__WHAT THE TASK ASKS__. Copy the items exactly, beginning at the first line of the items and stopping after the line that contains "- scroll-up-icon[interactable]: ▲: [1904, 154, 1914, 165]".

__SUPPLIED ENTRIES__.
::::::::::
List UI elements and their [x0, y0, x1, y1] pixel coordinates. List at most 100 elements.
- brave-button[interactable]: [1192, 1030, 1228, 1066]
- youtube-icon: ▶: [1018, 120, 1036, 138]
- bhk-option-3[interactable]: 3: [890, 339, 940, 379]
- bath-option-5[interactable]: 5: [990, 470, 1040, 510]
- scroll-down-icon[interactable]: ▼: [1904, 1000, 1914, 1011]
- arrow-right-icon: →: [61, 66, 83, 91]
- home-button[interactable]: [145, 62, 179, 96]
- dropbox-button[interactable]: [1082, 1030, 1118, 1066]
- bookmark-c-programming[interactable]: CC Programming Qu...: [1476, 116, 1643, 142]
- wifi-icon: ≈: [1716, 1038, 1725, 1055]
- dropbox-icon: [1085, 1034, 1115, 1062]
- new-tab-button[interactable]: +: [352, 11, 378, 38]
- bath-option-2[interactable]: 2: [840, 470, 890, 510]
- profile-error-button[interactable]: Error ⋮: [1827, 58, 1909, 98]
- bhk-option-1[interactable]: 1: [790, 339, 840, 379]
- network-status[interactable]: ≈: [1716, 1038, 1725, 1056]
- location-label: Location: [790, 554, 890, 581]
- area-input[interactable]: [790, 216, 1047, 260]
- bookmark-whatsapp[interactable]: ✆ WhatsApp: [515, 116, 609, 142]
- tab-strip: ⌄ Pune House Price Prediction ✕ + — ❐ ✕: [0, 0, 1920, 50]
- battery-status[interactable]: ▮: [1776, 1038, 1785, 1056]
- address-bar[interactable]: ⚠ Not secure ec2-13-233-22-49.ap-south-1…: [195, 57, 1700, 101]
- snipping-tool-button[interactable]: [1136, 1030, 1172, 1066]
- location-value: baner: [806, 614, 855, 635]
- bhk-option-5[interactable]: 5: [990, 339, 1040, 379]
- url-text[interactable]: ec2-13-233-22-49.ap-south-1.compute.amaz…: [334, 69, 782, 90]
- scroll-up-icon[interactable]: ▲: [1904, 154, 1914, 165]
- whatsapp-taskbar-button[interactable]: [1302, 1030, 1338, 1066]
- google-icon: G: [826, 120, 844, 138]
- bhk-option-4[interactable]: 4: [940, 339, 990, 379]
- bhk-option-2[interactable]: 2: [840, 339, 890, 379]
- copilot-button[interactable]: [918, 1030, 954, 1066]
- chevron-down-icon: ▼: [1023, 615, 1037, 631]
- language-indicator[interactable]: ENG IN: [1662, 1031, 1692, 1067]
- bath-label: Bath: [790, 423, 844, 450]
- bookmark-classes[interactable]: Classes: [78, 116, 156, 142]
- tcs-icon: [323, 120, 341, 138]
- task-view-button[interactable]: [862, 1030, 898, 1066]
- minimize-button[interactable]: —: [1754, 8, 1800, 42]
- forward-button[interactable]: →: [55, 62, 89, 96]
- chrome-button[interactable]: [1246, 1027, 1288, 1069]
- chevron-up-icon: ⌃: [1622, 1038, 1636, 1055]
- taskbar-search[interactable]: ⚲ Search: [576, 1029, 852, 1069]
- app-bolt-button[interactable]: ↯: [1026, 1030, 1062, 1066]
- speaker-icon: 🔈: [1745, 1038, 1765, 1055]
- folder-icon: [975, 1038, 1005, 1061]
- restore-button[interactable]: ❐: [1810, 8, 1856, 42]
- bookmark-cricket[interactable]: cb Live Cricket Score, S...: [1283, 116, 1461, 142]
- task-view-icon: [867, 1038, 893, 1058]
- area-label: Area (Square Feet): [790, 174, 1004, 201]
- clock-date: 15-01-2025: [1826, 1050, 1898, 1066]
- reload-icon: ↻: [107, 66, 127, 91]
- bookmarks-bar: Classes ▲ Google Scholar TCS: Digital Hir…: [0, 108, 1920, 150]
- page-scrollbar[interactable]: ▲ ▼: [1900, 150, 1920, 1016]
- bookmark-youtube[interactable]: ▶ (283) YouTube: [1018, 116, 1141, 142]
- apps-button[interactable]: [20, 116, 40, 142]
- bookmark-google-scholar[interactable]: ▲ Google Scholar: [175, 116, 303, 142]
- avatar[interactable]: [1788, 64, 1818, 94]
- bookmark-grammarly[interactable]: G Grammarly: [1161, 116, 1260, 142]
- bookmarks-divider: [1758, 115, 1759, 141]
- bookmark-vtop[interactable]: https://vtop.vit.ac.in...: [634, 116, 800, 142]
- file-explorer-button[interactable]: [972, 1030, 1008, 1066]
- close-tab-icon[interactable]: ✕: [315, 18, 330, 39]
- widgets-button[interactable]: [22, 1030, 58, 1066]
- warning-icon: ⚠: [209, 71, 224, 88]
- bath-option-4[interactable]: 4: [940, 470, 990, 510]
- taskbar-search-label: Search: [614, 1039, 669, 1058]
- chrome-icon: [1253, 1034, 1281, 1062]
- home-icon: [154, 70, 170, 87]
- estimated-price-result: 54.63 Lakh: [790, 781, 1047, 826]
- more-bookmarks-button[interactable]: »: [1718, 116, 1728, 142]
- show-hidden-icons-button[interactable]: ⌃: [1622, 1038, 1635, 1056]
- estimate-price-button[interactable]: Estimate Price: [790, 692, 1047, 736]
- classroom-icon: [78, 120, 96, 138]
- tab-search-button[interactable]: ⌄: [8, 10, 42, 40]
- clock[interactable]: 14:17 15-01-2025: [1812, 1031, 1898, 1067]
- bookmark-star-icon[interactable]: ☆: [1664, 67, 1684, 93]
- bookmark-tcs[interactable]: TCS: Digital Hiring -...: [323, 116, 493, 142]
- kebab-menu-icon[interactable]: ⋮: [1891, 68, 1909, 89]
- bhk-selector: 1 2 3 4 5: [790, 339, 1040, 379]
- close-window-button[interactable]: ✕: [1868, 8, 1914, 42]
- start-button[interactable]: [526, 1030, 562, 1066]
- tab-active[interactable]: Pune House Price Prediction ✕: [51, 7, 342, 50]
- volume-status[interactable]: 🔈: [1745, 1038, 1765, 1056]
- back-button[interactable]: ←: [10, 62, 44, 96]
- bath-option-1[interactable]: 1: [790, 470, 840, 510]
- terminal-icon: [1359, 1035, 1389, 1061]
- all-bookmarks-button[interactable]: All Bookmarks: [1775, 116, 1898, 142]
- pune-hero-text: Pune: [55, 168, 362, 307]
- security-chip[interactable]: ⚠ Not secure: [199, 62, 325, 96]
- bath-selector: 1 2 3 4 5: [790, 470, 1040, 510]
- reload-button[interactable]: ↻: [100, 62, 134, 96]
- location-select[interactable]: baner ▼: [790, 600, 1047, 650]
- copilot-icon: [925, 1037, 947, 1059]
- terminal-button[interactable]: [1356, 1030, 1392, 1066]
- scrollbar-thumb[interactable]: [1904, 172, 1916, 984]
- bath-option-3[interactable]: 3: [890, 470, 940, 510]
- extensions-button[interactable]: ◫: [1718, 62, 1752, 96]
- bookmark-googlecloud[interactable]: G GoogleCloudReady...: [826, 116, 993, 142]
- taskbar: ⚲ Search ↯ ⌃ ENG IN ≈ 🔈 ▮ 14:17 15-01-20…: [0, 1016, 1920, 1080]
::::::::::
__FULL OUTPUT__.
List UI elements and their [x0, y0, x1, y1] pixel coordinates. List at most 100 elements.
- brave-button[interactable]: [1192, 1030, 1228, 1066]
- youtube-icon: ▶: [1018, 120, 1036, 138]
- bhk-option-3[interactable]: 3: [890, 339, 940, 379]
- bath-option-5[interactable]: 5: [990, 470, 1040, 510]
- scroll-down-icon[interactable]: ▼: [1904, 1000, 1914, 1011]
- arrow-right-icon: →: [61, 66, 83, 91]
- home-button[interactable]: [145, 62, 179, 96]
- dropbox-button[interactable]: [1082, 1030, 1118, 1066]
- bookmark-c-programming[interactable]: CC Programming Qu...: [1476, 116, 1643, 142]
- wifi-icon: ≈: [1716, 1038, 1725, 1055]
- dropbox-icon: [1085, 1034, 1115, 1062]
- new-tab-button[interactable]: +: [352, 11, 378, 38]
- bath-option-2[interactable]: 2: [840, 470, 890, 510]
- profile-error-button[interactable]: Error ⋮: [1827, 58, 1909, 98]
- bhk-option-1[interactable]: 1: [790, 339, 840, 379]
- network-status[interactable]: ≈: [1716, 1038, 1725, 1056]
- location-label: Location: [790, 554, 890, 581]
- area-input[interactable]: [790, 216, 1047, 260]
- bookmark-whatsapp[interactable]: ✆ WhatsApp: [515, 116, 609, 142]
- tab-strip: ⌄ Pune House Price Prediction ✕ + — ❐ ✕: [0, 0, 1920, 50]
- battery-status[interactable]: ▮: [1776, 1038, 1785, 1056]
- address-bar[interactable]: ⚠ Not secure ec2-13-233-22-49.ap-south-1…: [195, 57, 1700, 101]
- snipping-tool-button[interactable]: [1136, 1030, 1172, 1066]
- location-value: baner: [806, 614, 855, 635]
- bhk-option-5[interactable]: 5: [990, 339, 1040, 379]
- url-text[interactable]: ec2-13-233-22-49.ap-south-1.compute.amaz…: [334, 69, 782, 90]
- scroll-up-icon[interactable]: ▲: [1904, 154, 1914, 165]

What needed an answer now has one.